[BEGIN Supplied information]

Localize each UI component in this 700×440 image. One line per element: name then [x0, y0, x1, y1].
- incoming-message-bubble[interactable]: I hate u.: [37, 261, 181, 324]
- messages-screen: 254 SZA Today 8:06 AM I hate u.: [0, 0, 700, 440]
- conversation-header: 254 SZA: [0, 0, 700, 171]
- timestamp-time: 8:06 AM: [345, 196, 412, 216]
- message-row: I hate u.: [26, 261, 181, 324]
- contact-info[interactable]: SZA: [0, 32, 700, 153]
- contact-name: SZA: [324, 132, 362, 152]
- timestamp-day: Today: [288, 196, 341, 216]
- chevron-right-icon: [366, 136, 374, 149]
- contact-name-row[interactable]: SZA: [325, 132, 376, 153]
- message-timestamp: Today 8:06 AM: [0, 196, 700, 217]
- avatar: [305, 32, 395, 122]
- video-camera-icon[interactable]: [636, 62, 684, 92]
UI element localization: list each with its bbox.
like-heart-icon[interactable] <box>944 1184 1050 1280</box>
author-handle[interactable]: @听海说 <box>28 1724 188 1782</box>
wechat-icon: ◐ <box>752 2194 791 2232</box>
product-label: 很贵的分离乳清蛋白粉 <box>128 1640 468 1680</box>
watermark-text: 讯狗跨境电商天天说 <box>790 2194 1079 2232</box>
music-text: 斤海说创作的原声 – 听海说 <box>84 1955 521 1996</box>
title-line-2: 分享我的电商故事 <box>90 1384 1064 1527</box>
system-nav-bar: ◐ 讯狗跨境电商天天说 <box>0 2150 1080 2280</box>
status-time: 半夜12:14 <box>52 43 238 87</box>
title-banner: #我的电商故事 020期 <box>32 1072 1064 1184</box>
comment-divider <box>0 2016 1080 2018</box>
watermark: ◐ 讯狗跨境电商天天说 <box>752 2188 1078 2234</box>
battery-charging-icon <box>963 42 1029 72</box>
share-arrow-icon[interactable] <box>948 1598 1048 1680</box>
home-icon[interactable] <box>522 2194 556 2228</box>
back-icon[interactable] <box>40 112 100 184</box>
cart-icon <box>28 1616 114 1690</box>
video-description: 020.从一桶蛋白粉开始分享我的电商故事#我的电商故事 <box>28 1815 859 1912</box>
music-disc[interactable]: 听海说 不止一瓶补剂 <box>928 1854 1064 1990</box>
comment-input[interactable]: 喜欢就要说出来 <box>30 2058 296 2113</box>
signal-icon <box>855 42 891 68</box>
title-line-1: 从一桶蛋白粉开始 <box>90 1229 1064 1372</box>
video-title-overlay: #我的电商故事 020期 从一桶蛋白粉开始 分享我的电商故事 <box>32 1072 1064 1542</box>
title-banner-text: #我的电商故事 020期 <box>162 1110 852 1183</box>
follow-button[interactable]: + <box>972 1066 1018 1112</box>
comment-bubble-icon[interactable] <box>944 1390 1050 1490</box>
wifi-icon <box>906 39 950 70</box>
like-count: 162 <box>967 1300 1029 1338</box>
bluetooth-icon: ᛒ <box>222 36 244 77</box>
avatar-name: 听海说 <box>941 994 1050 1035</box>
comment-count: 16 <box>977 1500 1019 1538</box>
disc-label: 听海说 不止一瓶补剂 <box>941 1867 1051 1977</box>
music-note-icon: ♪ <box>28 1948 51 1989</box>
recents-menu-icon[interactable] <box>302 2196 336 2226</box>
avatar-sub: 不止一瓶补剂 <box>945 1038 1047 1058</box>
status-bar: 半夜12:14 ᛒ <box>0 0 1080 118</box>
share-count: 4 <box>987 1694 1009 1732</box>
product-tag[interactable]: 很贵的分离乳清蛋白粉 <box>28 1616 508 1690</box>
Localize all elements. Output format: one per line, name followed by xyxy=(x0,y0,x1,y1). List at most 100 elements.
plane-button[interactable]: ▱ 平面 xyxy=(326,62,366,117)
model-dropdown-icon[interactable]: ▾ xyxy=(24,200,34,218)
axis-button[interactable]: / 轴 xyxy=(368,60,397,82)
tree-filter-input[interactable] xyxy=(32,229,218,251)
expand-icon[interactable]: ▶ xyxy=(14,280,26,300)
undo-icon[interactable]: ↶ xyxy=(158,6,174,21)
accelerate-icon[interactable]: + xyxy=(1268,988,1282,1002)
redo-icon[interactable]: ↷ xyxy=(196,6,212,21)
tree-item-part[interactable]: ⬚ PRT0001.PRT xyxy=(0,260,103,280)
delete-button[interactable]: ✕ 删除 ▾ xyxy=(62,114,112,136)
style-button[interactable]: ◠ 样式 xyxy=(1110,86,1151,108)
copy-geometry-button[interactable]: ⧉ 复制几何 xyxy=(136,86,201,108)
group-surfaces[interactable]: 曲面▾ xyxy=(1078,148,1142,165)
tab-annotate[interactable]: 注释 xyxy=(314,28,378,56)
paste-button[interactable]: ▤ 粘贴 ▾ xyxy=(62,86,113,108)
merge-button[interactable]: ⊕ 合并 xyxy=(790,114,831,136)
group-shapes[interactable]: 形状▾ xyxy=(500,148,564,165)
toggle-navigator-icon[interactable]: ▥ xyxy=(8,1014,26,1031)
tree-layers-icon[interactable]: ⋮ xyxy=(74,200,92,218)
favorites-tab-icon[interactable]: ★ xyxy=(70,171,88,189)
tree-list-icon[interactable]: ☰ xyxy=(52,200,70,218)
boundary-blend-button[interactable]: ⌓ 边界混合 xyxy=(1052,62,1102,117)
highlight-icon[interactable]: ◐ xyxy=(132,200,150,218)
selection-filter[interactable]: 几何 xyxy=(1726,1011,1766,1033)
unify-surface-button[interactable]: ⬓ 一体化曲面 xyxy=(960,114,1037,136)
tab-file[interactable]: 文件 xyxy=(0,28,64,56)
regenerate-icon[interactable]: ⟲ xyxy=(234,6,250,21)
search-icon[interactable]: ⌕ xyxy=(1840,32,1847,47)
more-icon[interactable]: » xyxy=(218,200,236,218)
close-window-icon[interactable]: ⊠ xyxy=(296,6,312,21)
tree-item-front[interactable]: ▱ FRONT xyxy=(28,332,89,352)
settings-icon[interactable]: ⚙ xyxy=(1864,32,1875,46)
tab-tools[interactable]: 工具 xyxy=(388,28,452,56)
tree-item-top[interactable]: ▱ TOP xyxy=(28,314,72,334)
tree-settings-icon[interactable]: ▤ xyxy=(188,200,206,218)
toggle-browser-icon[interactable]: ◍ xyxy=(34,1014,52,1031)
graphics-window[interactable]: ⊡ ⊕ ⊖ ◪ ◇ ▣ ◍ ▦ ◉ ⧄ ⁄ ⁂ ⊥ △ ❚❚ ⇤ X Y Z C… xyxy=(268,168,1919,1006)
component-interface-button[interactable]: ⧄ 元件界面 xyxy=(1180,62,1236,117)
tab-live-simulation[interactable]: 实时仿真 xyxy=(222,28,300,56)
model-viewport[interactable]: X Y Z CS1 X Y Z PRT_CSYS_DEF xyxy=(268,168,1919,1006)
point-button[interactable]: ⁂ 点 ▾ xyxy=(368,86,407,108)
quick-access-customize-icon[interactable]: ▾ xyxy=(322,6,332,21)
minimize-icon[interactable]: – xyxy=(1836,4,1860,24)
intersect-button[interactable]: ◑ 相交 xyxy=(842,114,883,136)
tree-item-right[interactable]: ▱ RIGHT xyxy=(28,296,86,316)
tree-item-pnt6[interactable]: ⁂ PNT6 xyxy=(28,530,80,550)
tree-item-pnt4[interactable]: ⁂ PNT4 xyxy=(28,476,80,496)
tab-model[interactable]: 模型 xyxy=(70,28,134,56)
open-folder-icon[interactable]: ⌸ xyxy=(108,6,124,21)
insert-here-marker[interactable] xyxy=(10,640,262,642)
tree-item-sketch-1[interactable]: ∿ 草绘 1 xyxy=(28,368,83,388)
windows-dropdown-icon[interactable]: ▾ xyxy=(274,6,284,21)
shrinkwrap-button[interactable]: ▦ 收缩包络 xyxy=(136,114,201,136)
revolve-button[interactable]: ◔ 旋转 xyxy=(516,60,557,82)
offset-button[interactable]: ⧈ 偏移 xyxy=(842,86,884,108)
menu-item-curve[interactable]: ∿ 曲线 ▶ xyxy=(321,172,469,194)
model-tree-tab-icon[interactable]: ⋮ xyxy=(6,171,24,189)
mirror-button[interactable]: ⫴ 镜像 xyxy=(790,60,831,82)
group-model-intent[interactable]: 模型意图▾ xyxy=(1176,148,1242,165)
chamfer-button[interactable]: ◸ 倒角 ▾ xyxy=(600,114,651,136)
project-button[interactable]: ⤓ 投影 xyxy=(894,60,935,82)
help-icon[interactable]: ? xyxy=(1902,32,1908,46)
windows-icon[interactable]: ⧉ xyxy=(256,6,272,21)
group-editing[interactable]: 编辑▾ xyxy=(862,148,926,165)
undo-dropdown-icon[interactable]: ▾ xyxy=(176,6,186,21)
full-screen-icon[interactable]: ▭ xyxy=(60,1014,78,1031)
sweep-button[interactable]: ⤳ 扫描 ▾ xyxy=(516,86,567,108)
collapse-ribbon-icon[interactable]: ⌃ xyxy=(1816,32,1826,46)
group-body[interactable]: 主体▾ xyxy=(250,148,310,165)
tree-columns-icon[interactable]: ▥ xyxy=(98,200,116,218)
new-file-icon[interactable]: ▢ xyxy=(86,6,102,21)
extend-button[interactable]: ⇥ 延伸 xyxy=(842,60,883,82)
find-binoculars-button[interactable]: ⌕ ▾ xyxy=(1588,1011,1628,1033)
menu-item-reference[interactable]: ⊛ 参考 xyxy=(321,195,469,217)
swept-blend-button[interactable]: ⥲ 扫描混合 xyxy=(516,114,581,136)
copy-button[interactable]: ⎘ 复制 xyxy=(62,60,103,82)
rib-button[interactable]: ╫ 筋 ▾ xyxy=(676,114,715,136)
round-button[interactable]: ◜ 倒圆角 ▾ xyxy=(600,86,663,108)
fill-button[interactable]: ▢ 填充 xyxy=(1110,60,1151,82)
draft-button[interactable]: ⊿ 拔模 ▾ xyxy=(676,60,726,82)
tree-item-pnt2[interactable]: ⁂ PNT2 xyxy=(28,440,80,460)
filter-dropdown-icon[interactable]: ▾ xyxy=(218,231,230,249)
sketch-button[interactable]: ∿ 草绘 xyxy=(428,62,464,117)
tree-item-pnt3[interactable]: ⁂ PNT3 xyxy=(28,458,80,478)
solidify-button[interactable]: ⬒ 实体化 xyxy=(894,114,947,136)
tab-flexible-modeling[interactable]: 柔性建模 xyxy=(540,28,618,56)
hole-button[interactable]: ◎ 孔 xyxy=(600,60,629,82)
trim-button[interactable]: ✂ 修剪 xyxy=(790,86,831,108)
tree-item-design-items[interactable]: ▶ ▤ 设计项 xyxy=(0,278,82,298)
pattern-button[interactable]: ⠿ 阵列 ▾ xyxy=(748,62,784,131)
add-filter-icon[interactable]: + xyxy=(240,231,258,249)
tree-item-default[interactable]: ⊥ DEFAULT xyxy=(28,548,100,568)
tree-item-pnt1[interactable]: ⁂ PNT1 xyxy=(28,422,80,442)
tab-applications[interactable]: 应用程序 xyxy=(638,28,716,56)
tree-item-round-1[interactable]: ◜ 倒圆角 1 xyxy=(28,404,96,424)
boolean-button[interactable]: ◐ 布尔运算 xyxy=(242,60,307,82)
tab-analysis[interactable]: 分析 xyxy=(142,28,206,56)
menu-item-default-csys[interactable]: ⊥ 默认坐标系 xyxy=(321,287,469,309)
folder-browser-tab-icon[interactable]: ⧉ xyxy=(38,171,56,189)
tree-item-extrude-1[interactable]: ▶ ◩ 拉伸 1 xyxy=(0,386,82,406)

[END Supplied information]

- **Goal**
Rewrite the lines from the first one through the line containing "music-text: 斤海说创作的原声 –", inclusive, putting "clickable" in place of "interactable" and leaving everything else unchanged.

- **Output for this task**
Localize each UI component in this 700×440 image. One line per element: name then [x0, y0, x1, y1].
- incoming-message-bubble[clickable]: I hate u.: [37, 261, 181, 324]
- messages-screen: 254 SZA Today 8:06 AM I hate u.: [0, 0, 700, 440]
- conversation-header: 254 SZA: [0, 0, 700, 171]
- timestamp-time: 8:06 AM: [345, 196, 412, 216]
- message-row: I hate u.: [26, 261, 181, 324]
- contact-info[clickable]: SZA: [0, 32, 700, 153]
- contact-name: SZA: [324, 132, 362, 152]
- timestamp-day: Today: [288, 196, 341, 216]
- chevron-right-icon: [366, 136, 374, 149]
- contact-name-row[clickable]: SZA: [325, 132, 376, 153]
- message-timestamp: Today 8:06 AM: [0, 196, 700, 217]
- avatar: [305, 32, 395, 122]
- video-camera-icon[clickable]: [636, 62, 684, 92]
UI element localization: list each with its bbox.
like-heart-icon[clickable] <box>944 1184 1050 1280</box>
author-handle[clickable]: @听海说 <box>28 1724 188 1782</box>
wechat-icon: ◐ <box>752 2194 791 2232</box>
product-label: 很贵的分离乳清蛋白粉 <box>128 1640 468 1680</box>
watermark-text: 讯狗跨境电商天天说 <box>790 2194 1079 2232</box>
music-text: 斤海说创作的原声 – 听海说 <box>84 1955 521 1996</box>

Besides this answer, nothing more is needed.